**Task requirements:**
Make an exact copy of the records, dropping all pictures.

**Materials provided:**
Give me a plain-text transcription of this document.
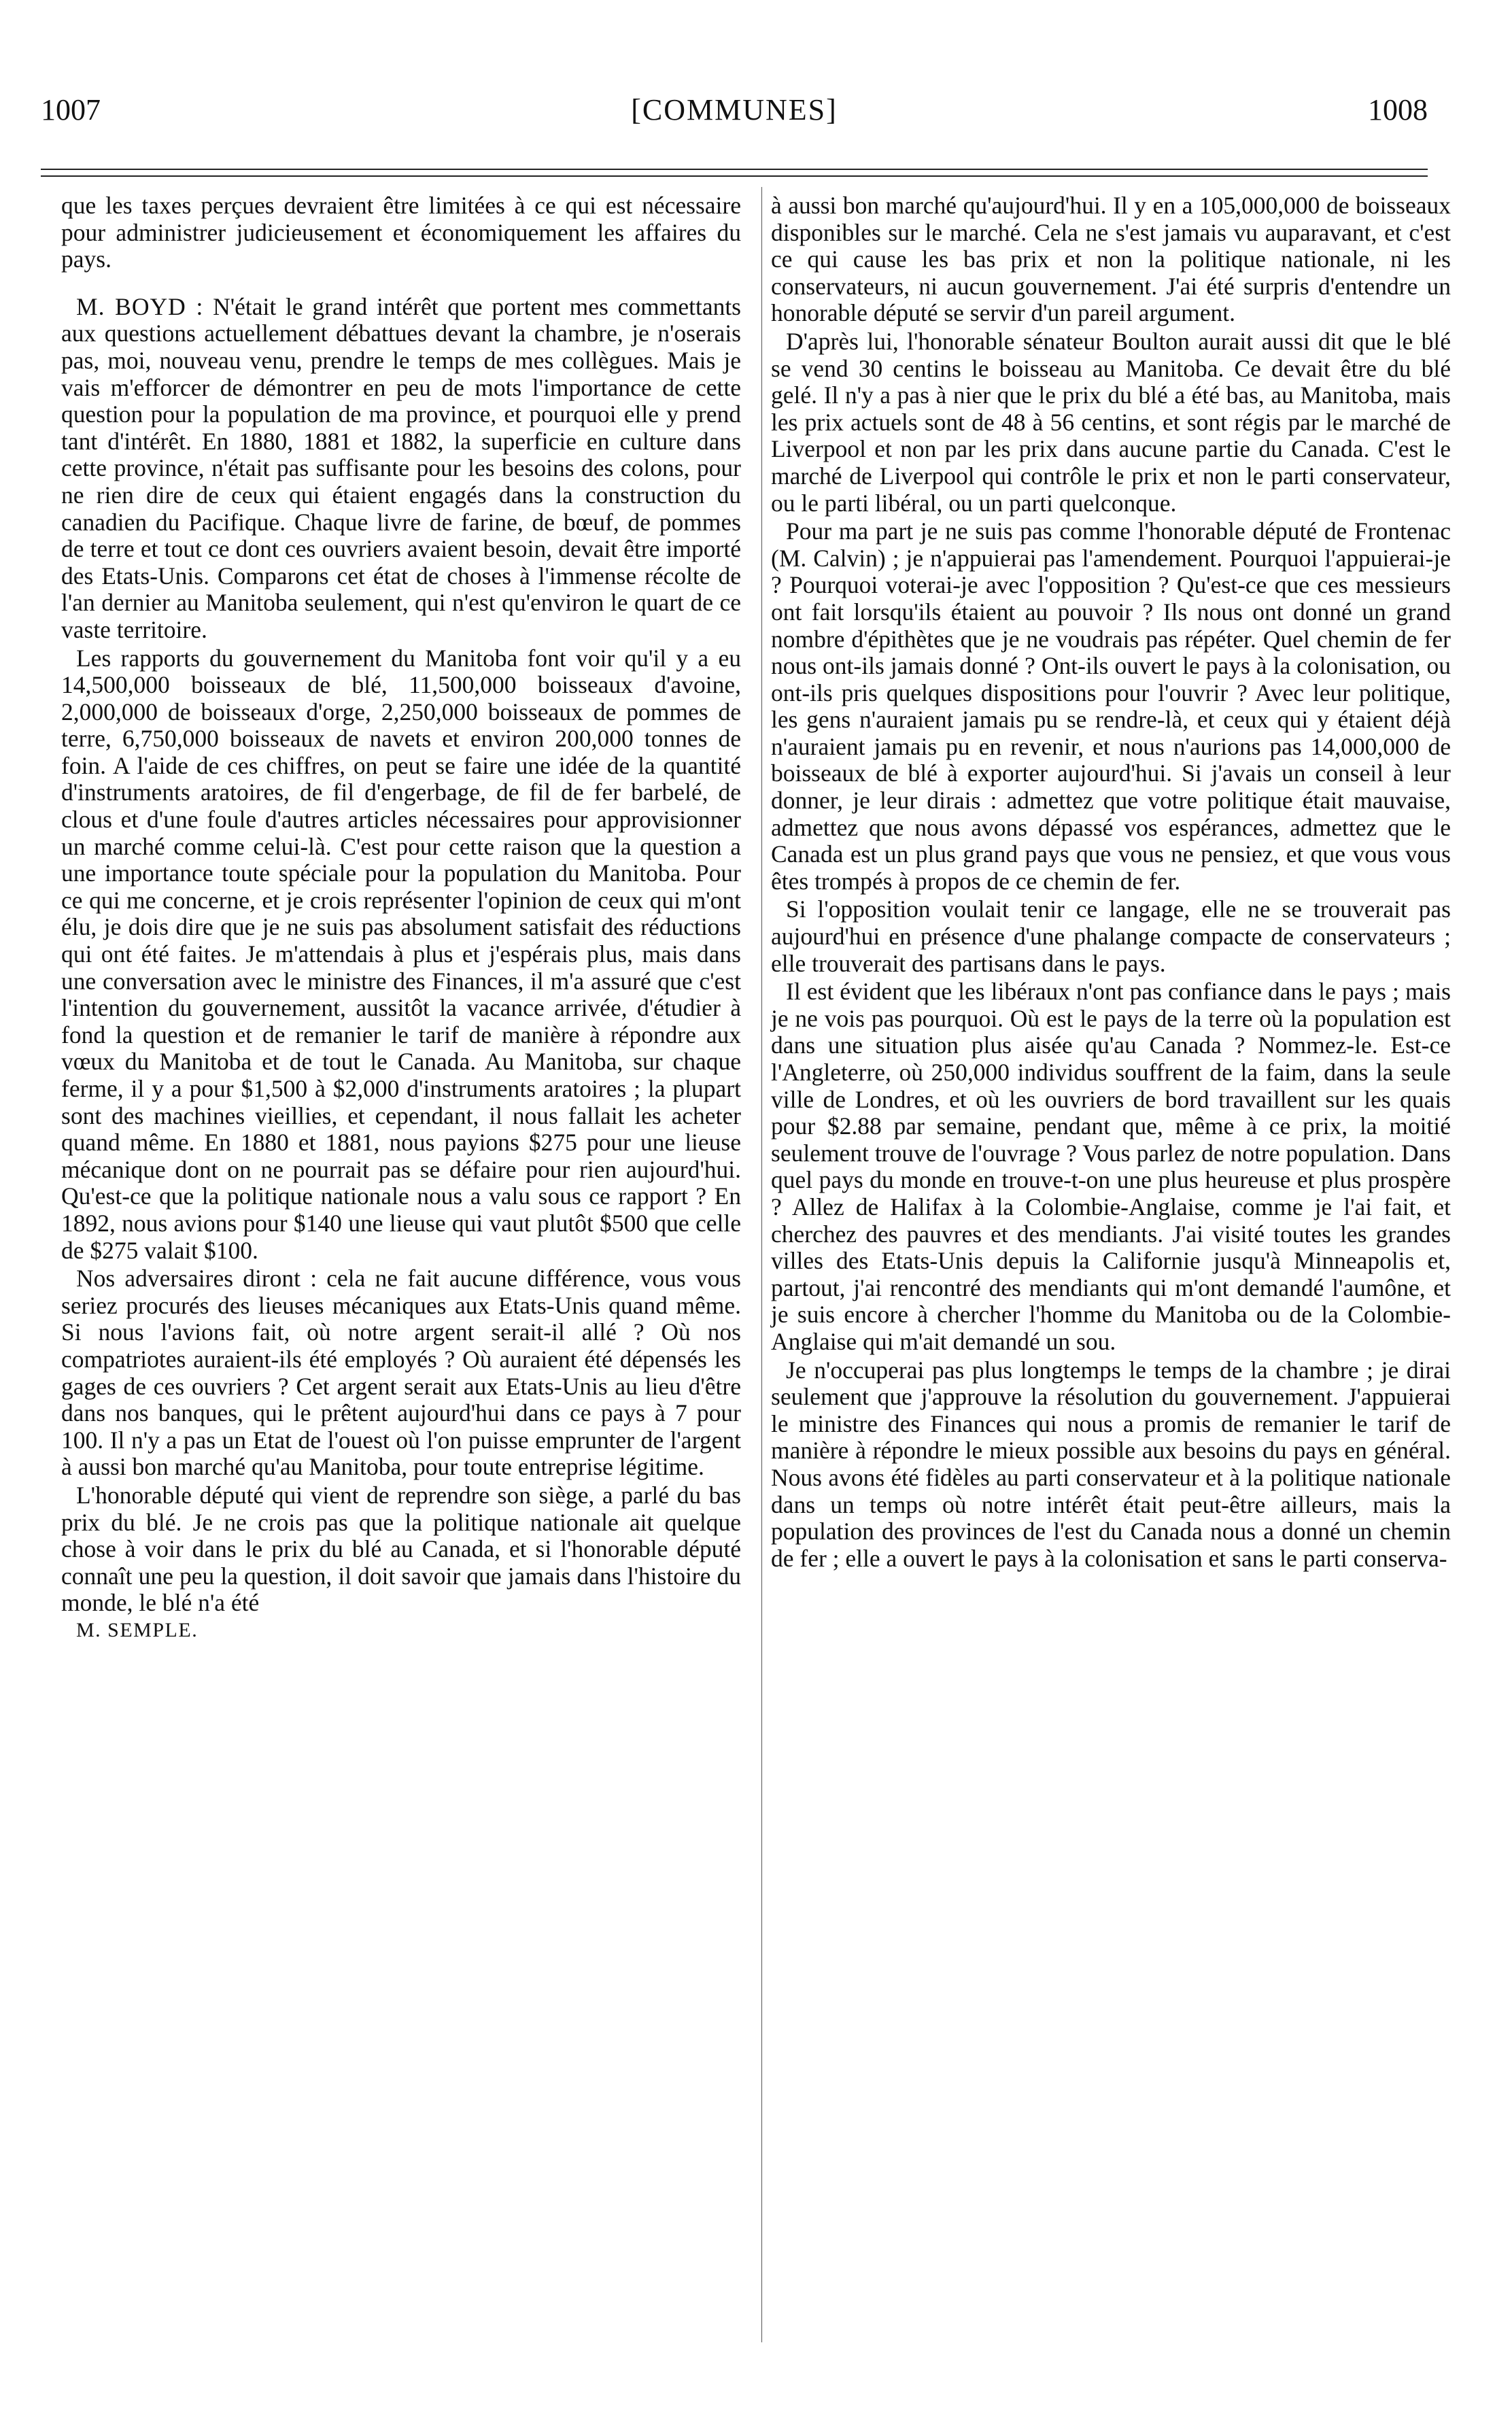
[COMMUNES]
1007	1008

que les taxes perçues devraient être limitées à ce qui est nécessaire pour administrer judicieusement et économiquement les affaires du pays.

M. BOYD : N'était le grand intérêt que portent mes commettants aux questions actuellement débattues devant la chambre, je n'oserais pas, moi, nouveau venu, prendre le temps de mes collègues. Mais je vais m'efforcer de démontrer en peu de mots l'importance de cette question pour la population de ma province, et pourquoi elle y prend tant d'intérêt. En 1880, 1881 et 1882, la superficie en culture dans cette province, n'était pas suffisante pour les besoins des colons, pour ne rien dire de ceux qui étaient engagés dans la construction du canadien du Pacifique. Chaque livre de farine, de bœuf, de pommes de terre et tout ce dont ces ouvriers avaient besoin, devait être importé des Etats-Unis. Comparons cet état de choses à l'immense récolte de l'an dernier au Manitoba seulement, qui n'est qu'environ le quart de ce vaste territoire.

Les rapports du gouvernement du Manitoba font voir qu'il y a eu 14,500,000 boisseaux de blé, 11,500,000 boisseaux d'avoine, 2,000,000 de boisseaux d'orge, 2,250,000 boisseaux de pommes de terre, 6,750,000 boisseaux de navets et environ 200,000 tonnes de foin. A l'aide de ces chiffres, on peut se faire une idée de la quantité d'instruments aratoires, de fil d'engerbage, de fil de fer barbelé, de clous et d'une foule d'autres articles nécessaires pour approvisionner un marché comme celui-là. C'est pour cette raison que la question a une importance toute spéciale pour la population du Manitoba. Pour ce qui me concerne, et je crois représenter l'opinion de ceux qui m'ont élu, je dois dire que je ne suis pas absolument satisfait des réductions qui ont été faites. Je m'attendais à plus et j'espérais plus, mais dans une conversation avec le ministre des Finances, il m'a assuré que c'est l'intention du gouvernement, aussitôt la vacance arrivée, d'étudier à fond la question et de remanier le tarif de manière à répondre aux vœux du Manitoba et de tout le Canada. Au Manitoba, sur chaque ferme, il y a pour $1,500 à $2,000 d'instruments aratoires ; la plupart sont des machines vieillies, et cependant, il nous fallait les acheter quand même. En 1880 et 1881, nous payions $275 pour une lieuse mécanique dont on ne pourrait pas se défaire pour rien aujourd'hui. Qu'est-ce que la politique nationale nous a valu sous ce rapport ? En 1892, nous avions pour $140 une lieuse qui vaut plutôt $500 que celle de $275 valait $100.

Nos adversaires diront : cela ne fait aucune différence, vous vous seriez procurés des lieuses mécaniques aux Etats-Unis quand même. Si nous l'avions fait, où notre argent serait-il allé ? Où nos compatriotes auraient-ils été employés ? Où auraient été dépensés les gages de ces ouvriers ? Cet argent serait aux Etats-Unis au lieu d'être dans nos banques, qui le prêtent aujourd'hui dans ce pays à 7 pour 100. Il n'y a pas un Etat de l'ouest où l'on puisse emprunter de l'argent à aussi bon marché qu'au Manitoba, pour toute entreprise légitime.

L'honorable député qui vient de reprendre son siège, a parlé du bas prix du blé. Je ne crois pas que la politique nationale ait quelque chose à voir dans le prix du blé au Canada, et si l'honorable député connaît une peu la question, il doit savoir que jamais dans l'histoire du monde, le blé n'a été

M. SEMPLE.

à aussi bon marché qu'aujourd'hui. Il y en a 105,000,000 de boisseaux disponibles sur le marché. Cela ne s'est jamais vu auparavant, et c'est ce qui cause les bas prix et non la politique nationale, ni les conservateurs, ni aucun gouvernement. J'ai été surpris d'entendre un honorable député se servir d'un pareil argument.

D'après lui, l'honorable sénateur Boulton aurait aussi dit que le blé se vend 30 centins le boisseau au Manitoba. Ce devait être du blé gelé. Il n'y a pas à nier que le prix du blé a été bas, au Manitoba, mais les prix actuels sont de 48 à 56 centins, et sont régis par le marché de Liverpool et non par les prix dans aucune partie du Canada. C'est le marché de Liverpool qui contrôle le prix et non le parti conservateur, ou le parti libéral, ou un parti quelconque.

Pour ma part je ne suis pas comme l'honorable député de Frontenac (M. Calvin) ; je n'appuierai pas l'amendement. Pourquoi l'appuierai-je ? Pourquoi voterai-je avec l'opposition ? Qu'est-ce que ces messieurs ont fait lorsqu'ils étaient au pouvoir ? Ils nous ont donné un grand nombre d'épithètes que je ne voudrais pas répéter. Quel chemin de fer nous ont-ils jamais donné ? Ont-ils ouvert le pays à la colonisation, ou ont-ils pris quelques dispositions pour l'ouvrir ? Avec leur politique, les gens n'auraient jamais pu se rendre-là, et ceux qui y étaient déjà n'auraient jamais pu en revenir, et nous n'aurions pas 14,000,000 de boisseaux de blé à exporter aujourd'hui. Si j'avais un conseil à leur donner, je leur dirais : admettez que votre politique était mauvaise, admettez que nous avons dépassé vos espérances, admettez que le Canada est un plus grand pays que vous ne pensiez, et que vous vous êtes trompés à propos de ce chemin de fer.

Si l'opposition voulait tenir ce langage, elle ne se trouverait pas aujourd'hui en présence d'une phalange compacte de conservateurs ; elle trouverait des partisans dans le pays.

Il est évident que les libéraux n'ont pas confiance dans le pays ; mais je ne vois pas pourquoi. Où est le pays de la terre où la population est dans une situation plus aisée qu'au Canada ? Nommez-le. Est-ce l'Angleterre, où 250,000 individus souffrent de la faim, dans la seule ville de Londres, et où les ouvriers de bord travaillent sur les quais pour $2.88 par semaine, pendant que, même à ce prix, la moitié seulement trouve de l'ouvrage ? Vous parlez de notre population. Dans quel pays du monde en trouve-t-on une plus heureuse et plus prospère ? Allez de Halifax à la Colombie-Anglaise, comme je l'ai fait, et cherchez des pauvres et des mendiants. J'ai visité toutes les grandes villes des Etats-Unis depuis la Californie jusqu'à Minneapolis et, partout, j'ai rencontré des mendiants qui m'ont demandé l'aumône, et je suis encore à chercher l'homme du Manitoba ou de la Colombie-Anglaise qui m'ait demandé un sou.

Je n'occuperai pas plus longtemps le temps de la chambre ; je dirai seulement que j'approuve la résolution du gouvernement. J'appuierai le ministre des Finances qui nous a promis de remanier le tarif de manière à répondre le mieux possible aux besoins du pays en général. Nous avons été fidèles au parti conservateur et à la politique nationale dans un temps où notre intérêt était peut-être ailleurs, mais la population des provinces de l'est du Canada nous a donné un chemin de fer ; elle a ouvert le pays à la colonisation et sans le parti conserva-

**Exercise output:**
Give me a plain-text transcription of this document.
[COMMUNES]
1007	1008

que les taxes perçues devraient être limitées à ce qui est nécessaire pour administrer judicieusement et économiquement les affaires du pays.

M. BOYD : N'était le grand intérêt que portent mes commettants aux questions actuellement débattues devant la chambre, je n'oserais pas, moi, nouveau venu, prendre le temps de mes collègues. Mais je vais m'efforcer de démontrer en peu de mots l'importance de cette question pour la population de ma province, et pourquoi elle y prend tant d'intérêt. En 1880, 1881 et 1882, la superficie en culture dans cette province, n'était pas suffisante pour les besoins des colons, pour ne rien dire de ceux qui étaient engagés dans la construction du canadien du Pacifique. Chaque livre de farine, de bœuf, de pommes de terre et tout ce dont ces ouvriers avaient besoin, devait être importé des Etats-Unis. Comparons cet état de choses à l'immense récolte de l'an dernier au Manitoba seulement, qui n'est qu'environ le quart de ce vaste territoire.

Les rapports du gouvernement du Manitoba font voir qu'il y a eu 14,500,000 boisseaux de blé, 11,500,000 boisseaux d'avoine, 2,000,000 de boisseaux d'orge, 2,250,000 boisseaux de pommes de terre, 6,750,000 boisseaux de navets et environ 200,000 tonnes de foin. A l'aide de ces chiffres, on peut se faire une idée de la quantité d'instruments aratoires, de fil d'engerbage, de fil de fer barbelé, de clous et d'une foule d'autres articles nécessaires pour approvisionner un marché comme celui-là. C'est pour cette raison que la question a une importance toute spéciale pour la population du Manitoba. Pour ce qui me concerne, et je crois représenter l'opinion de ceux qui m'ont élu, je dois dire que je ne suis pas absolument satisfait des réductions qui ont été faites. Je m'attendais à plus et j'espérais plus, mais dans une conversation avec le ministre des Finances, il m'a assuré que c'est l'intention du gouvernement, aussitôt la vacance arrivée, d'étudier à fond la question et de remanier le tarif de manière à répondre aux vœux du Manitoba et de tout le Canada. Au Manitoba, sur chaque ferme, il y a pour $1,500 à $2,000 d'instruments aratoires ; la plupart sont des machines vieillies, et cependant, il nous fallait les acheter quand même. En 1880 et 1881, nous payions $275 pour une lieuse mécanique dont on ne pourrait pas se défaire pour rien aujourd'hui. Qu'est-ce que la politique nationale nous a valu sous ce rapport ? En 1892, nous avions pour $140 une lieuse qui vaut plutôt $500 que celle de $275 valait $100.

Nos adversaires diront : cela ne fait aucune différence, vous vous seriez procurés des lieuses mécaniques aux Etats-Unis quand même. Si nous l'avions fait, où notre argent serait-il allé ? Où nos compatriotes auraient-ils été employés ? Où auraient été dépensés les gages de ces ouvriers ? Cet argent serait aux Etats-Unis au lieu d'être dans nos banques, qui le prêtent aujourd'hui dans ce pays à 7 pour 100. Il n'y a pas un Etat de l'ouest où l'on puisse emprunter de l'argent à aussi bon marché qu'au Manitoba, pour toute entreprise légitime.

L'honorable député qui vient de reprendre son siège, a parlé du bas prix du blé. Je ne crois pas que la politique nationale ait quelque chose à voir dans le prix du blé au Canada, et si l'honorable député connaît une peu la question, il doit savoir que jamais dans l'histoire du monde, le blé n'a été

M. SEMPLE.

à aussi bon marché qu'aujourd'hui. Il y en a 105,000,000 de boisseaux disponibles sur le marché. Cela ne s'est jamais vu auparavant, et c'est ce qui cause les bas prix et non la politique nationale, ni les conservateurs, ni aucun gouvernement. J'ai été surpris d'entendre un honorable député se servir d'un pareil argument.

D'après lui, l'honorable sénateur Boulton aurait aussi dit que le blé se vend 30 centins le boisseau au Manitoba. Ce devait être du blé gelé. Il n'y a pas à nier que le prix du blé a été bas, au Manitoba, mais les prix actuels sont de 48 à 56 centins, et sont régis par le marché de Liverpool et non par les prix dans aucune partie du Canada. C'est le marché de Liverpool qui contrôle le prix et non le parti conservateur, ou le parti libéral, ou un parti quelconque.

Pour ma part je ne suis pas comme l'honorable député de Frontenac (M. Calvin) ; je n'appuierai pas l'amendement. Pourquoi l'appuierai-je ? Pourquoi voterai-je avec l'opposition ? Qu'est-ce que ces messieurs ont fait lorsqu'ils étaient au pouvoir ? Ils nous ont donné un grand nombre d'épithètes que je ne voudrais pas répéter. Quel chemin de fer nous ont-ils jamais donné ? Ont-ils ouvert le pays à la colonisation, ou ont-ils pris quelques dispositions pour l'ouvrir ? Avec leur politique, les gens n'auraient jamais pu se rendre-là, et ceux qui y étaient déjà n'auraient jamais pu en revenir, et nous n'aurions pas 14,000,000 de boisseaux de blé à exporter aujourd'hui. Si j'avais un conseil à leur donner, je leur dirais : admettez que votre politique était mauvaise, admettez que nous avons dépassé vos espérances, admettez que le Canada est un plus grand pays que vous ne pensiez, et que vous vous êtes trompés à propos de ce chemin de fer.

Si l'opposition voulait tenir ce langage, elle ne se trouverait pas aujourd'hui en présence d'une phalange compacte de conservateurs ; elle trouverait des partisans dans le pays.

Il est évident que les libéraux n'ont pas confiance dans le pays ; mais je ne vois pas pourquoi. Où est le pays de la terre où la population est dans une situation plus aisée qu'au Canada ? Nommez-le. Est-ce l'Angleterre, où 250,000 individus souffrent de la faim, dans la seule ville de Londres, et où les ouvriers de bord travaillent sur les quais pour $2.88 par semaine, pendant que, même à ce prix, la moitié seulement trouve de l'ouvrage ? Vous parlez de notre population. Dans quel pays du monde en trouve-t-on une plus heureuse et plus prospère ? Allez de Halifax à la Colombie-Anglaise, comme je l'ai fait, et cherchez des pauvres et des mendiants. J'ai visité toutes les grandes villes des Etats-Unis depuis la Californie jusqu'à Minneapolis et, partout, j'ai rencontré des mendiants qui m'ont demandé l'aumône, et je suis encore à chercher l'homme du Manitoba ou de la Colombie-Anglaise qui m'ait demandé un sou.

Je n'occuperai pas plus longtemps le temps de la chambre ; je dirai seulement que j'approuve la résolution du gouvernement. J'appuierai le ministre des Finances qui nous a promis de remanier le tarif de manière à répondre le mieux possible aux besoins du pays en général. Nous avons été fidèles au parti conservateur et à la politique nationale dans un temps où notre intérêt était peut-être ailleurs, mais la population des provinces de l'est du Canada nous a donné un chemin de fer ; elle a ouvert le pays à la colonisation et sans le parti conserva-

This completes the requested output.